Using the data below, copy each line that includes the word "KLGD".

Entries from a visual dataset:
▬▬▬
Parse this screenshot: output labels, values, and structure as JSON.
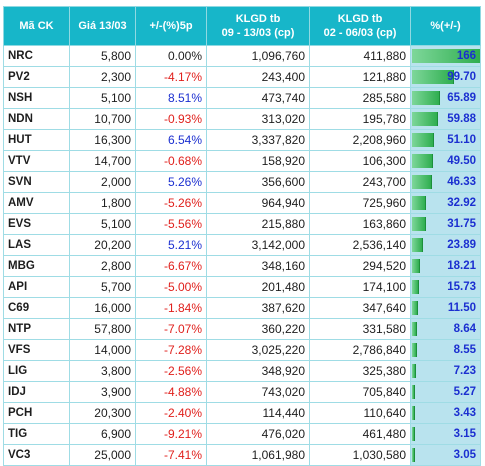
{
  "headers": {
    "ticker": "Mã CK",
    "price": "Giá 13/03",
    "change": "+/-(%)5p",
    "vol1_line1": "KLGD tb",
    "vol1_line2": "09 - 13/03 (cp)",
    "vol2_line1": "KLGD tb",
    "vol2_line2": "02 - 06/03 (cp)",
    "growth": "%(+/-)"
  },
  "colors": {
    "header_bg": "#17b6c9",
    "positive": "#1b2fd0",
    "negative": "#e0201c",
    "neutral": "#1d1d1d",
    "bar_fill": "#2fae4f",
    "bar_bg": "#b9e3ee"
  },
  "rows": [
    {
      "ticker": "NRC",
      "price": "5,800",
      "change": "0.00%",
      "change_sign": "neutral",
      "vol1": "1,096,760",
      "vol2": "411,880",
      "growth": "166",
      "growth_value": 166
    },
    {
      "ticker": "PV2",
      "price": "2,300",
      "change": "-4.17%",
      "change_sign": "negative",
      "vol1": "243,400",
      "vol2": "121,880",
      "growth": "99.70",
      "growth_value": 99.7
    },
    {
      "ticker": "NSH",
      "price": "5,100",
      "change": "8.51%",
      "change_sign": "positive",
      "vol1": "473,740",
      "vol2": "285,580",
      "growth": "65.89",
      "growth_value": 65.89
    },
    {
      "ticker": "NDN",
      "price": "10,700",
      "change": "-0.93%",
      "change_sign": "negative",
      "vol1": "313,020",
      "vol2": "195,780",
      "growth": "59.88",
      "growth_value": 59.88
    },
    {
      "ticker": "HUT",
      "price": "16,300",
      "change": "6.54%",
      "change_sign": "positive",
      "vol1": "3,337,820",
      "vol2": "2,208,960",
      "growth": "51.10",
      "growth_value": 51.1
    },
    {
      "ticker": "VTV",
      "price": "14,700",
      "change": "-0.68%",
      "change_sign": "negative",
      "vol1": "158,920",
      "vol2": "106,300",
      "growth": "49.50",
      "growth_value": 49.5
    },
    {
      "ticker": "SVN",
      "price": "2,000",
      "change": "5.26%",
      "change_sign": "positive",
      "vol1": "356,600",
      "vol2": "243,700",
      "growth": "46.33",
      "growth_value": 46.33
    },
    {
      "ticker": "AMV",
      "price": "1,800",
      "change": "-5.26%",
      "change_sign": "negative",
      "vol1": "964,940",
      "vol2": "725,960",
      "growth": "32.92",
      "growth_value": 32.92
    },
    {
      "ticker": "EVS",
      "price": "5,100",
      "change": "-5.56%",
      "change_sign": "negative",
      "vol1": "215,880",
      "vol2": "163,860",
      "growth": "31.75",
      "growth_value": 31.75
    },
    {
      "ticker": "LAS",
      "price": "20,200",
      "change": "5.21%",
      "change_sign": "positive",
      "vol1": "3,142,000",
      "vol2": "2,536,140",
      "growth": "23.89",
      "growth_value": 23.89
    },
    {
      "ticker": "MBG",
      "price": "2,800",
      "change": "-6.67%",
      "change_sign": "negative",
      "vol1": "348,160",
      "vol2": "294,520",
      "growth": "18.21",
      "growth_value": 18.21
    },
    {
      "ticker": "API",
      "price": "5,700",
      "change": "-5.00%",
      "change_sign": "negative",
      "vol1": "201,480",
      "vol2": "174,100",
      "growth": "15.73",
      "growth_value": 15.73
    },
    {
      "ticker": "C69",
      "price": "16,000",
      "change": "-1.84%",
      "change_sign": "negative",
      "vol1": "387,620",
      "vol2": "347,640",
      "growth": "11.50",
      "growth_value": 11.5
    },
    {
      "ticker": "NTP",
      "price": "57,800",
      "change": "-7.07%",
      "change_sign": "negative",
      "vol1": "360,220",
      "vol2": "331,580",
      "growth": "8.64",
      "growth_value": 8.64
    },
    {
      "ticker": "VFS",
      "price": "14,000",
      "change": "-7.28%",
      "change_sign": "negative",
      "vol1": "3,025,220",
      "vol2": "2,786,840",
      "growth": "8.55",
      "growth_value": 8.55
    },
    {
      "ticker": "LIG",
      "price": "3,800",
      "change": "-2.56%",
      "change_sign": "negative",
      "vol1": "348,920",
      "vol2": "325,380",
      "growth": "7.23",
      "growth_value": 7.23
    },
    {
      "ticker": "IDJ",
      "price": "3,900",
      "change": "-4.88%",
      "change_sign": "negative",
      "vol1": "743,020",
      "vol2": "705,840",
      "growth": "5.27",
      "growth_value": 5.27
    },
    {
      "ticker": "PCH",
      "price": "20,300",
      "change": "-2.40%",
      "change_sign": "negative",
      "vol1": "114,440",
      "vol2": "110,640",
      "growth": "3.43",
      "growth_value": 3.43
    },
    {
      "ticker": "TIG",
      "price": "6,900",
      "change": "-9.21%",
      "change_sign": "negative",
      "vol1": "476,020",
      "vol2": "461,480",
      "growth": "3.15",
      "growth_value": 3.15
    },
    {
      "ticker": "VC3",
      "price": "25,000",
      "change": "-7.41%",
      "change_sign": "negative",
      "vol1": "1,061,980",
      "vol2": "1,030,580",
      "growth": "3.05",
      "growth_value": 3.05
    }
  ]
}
▬▬▬
**Answer to this task:**
    "vol1_line1": "KLGD tb",
    "vol2_line1": "KLGD tb",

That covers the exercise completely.